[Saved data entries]
-- START --

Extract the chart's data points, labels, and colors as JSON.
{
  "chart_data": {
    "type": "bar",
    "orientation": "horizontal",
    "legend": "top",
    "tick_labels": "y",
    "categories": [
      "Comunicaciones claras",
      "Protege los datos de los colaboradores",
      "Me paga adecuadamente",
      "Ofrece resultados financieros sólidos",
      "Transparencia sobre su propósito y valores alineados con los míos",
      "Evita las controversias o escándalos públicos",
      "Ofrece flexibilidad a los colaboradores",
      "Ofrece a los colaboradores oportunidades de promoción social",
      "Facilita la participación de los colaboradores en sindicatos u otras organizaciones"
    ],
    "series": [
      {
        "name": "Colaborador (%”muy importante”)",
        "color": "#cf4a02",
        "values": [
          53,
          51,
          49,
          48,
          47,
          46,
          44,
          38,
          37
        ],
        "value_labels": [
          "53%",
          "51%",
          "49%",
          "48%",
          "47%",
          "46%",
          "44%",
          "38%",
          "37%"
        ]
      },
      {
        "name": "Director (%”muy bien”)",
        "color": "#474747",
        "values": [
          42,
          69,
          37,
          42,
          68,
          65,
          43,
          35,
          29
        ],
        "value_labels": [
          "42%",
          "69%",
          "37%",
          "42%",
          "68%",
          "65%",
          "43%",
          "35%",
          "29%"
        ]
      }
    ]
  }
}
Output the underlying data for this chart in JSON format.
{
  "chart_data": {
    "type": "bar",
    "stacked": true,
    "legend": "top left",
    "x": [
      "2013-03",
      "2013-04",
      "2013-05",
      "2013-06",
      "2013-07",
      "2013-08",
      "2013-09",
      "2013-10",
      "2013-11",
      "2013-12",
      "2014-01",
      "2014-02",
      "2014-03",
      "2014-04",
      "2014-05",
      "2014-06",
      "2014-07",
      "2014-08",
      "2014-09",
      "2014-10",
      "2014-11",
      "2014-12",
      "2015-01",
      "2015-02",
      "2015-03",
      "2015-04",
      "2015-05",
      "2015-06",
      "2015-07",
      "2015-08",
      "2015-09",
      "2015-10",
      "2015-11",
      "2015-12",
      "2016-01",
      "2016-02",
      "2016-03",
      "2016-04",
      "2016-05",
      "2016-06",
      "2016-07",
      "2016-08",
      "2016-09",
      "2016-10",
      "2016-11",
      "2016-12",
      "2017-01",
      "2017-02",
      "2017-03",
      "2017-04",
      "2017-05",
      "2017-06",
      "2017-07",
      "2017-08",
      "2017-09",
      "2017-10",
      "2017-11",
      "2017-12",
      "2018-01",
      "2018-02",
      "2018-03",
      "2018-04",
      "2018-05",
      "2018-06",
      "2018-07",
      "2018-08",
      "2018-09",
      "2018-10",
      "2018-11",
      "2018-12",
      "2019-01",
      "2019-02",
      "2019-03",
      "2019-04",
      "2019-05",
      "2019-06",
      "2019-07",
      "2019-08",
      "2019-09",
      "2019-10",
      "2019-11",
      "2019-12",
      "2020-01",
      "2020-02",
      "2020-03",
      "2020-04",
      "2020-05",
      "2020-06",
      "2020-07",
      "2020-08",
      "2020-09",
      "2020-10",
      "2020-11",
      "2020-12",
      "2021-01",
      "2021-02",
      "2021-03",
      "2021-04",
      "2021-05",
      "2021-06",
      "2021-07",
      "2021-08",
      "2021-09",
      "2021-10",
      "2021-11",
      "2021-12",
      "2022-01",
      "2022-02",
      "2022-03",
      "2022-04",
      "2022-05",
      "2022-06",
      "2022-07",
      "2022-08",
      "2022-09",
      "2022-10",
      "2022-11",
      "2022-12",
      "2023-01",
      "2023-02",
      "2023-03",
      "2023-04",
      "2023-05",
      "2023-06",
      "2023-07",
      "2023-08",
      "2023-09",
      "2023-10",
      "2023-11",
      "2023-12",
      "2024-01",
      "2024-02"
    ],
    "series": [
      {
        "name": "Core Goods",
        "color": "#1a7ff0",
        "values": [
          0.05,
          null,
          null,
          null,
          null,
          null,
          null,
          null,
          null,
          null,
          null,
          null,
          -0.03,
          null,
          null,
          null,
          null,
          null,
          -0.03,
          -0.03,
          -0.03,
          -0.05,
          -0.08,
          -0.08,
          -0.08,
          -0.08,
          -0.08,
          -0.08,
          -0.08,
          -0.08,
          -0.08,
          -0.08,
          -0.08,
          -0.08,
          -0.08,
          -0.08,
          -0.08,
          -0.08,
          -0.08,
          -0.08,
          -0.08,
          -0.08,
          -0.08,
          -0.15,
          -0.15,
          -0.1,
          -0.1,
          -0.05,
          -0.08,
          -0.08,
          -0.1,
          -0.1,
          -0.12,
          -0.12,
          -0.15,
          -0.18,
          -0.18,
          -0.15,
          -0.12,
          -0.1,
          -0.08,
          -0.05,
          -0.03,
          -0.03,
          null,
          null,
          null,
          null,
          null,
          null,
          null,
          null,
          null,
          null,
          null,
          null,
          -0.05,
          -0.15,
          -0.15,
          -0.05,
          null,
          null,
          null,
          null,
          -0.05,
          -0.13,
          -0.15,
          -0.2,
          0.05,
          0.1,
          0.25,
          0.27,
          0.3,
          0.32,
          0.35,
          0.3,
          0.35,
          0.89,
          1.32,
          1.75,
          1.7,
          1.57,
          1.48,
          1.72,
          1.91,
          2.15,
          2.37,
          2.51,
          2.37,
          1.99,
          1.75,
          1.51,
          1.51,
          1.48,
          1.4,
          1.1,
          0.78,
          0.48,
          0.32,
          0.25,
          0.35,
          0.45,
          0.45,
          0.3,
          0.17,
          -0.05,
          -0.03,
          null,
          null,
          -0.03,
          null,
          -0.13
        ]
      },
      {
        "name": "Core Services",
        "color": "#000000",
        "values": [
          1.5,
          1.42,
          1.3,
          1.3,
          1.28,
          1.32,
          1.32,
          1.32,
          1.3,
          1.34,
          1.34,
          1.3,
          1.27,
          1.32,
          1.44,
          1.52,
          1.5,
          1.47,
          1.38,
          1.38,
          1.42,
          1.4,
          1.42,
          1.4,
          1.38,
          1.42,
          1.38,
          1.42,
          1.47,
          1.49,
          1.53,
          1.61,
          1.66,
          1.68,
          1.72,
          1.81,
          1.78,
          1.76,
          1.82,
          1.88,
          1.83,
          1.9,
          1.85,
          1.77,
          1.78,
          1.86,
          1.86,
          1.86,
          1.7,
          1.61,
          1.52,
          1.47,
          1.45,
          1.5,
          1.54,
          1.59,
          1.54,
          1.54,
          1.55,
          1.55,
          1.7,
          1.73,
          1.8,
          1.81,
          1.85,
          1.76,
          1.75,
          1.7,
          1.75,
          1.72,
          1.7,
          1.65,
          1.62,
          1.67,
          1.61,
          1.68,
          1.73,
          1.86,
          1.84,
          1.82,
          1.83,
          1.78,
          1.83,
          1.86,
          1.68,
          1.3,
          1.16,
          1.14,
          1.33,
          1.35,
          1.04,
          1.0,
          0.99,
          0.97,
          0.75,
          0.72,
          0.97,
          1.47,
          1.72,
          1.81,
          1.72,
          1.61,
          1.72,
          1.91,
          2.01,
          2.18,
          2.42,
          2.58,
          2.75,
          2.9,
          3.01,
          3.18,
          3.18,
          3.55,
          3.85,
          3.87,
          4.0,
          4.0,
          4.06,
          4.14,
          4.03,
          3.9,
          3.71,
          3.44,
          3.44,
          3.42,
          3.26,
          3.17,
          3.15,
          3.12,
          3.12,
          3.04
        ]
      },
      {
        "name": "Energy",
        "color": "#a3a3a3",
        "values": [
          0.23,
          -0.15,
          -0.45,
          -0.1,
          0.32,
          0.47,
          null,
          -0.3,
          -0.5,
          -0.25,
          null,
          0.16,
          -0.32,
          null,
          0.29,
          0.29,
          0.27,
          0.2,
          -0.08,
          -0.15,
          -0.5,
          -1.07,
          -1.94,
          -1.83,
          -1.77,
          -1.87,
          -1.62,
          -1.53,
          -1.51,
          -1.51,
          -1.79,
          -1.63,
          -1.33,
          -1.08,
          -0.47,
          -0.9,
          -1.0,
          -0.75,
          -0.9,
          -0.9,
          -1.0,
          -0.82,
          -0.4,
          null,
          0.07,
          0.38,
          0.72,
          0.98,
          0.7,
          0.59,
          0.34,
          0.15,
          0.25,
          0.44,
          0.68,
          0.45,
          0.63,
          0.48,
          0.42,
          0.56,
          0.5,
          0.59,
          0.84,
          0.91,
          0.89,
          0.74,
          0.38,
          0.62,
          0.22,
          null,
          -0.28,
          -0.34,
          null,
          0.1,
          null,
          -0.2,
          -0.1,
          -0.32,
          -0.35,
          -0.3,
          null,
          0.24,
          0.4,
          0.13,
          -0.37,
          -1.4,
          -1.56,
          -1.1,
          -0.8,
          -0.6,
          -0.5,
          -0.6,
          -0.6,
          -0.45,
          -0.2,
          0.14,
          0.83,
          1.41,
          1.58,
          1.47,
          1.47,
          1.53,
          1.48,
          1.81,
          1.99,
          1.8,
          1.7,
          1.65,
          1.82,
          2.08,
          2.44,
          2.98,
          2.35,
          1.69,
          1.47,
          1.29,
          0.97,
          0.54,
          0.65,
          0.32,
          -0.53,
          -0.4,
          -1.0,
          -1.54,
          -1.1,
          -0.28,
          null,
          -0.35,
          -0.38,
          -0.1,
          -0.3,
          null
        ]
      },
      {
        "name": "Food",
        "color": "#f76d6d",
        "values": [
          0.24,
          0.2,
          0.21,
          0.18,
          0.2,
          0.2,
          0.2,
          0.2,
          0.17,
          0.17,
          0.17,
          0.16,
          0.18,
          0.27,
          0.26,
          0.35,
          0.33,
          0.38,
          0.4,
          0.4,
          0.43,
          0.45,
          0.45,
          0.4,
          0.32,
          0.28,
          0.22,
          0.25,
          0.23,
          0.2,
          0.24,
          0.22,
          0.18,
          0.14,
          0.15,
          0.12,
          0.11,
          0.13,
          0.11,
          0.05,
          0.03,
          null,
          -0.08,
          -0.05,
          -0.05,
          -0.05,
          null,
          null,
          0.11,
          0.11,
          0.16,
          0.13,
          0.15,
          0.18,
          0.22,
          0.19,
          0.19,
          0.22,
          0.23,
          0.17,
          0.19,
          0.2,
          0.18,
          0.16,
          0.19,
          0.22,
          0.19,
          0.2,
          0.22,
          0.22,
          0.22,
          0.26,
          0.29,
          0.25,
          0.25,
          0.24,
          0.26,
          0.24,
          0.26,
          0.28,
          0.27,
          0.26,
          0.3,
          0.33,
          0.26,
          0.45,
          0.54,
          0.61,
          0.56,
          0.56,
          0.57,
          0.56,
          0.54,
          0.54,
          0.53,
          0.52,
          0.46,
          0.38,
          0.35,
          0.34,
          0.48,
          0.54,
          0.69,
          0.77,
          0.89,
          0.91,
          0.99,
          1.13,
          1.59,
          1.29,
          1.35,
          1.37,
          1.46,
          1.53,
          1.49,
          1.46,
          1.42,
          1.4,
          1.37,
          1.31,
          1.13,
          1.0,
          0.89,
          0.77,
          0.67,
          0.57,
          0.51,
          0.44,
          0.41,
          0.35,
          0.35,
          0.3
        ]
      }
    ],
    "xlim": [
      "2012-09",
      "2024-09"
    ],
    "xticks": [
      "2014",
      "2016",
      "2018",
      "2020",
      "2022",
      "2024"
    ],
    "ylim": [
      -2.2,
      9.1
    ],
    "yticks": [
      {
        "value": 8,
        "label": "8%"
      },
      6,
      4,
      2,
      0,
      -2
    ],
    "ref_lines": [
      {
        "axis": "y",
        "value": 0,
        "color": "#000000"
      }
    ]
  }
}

-- END --

> EXERCISE OBJECTIVE
Sift through the entries and copy every line with "name".

> CORRECT ANSWER
        "name": "Colaborador (%”muy importante”)",
        "name": "Director (%”muy bien”)",
        "name": "Core Goods",
        "name": "Core Services",
        "name": "Energy",
        "name": "Food",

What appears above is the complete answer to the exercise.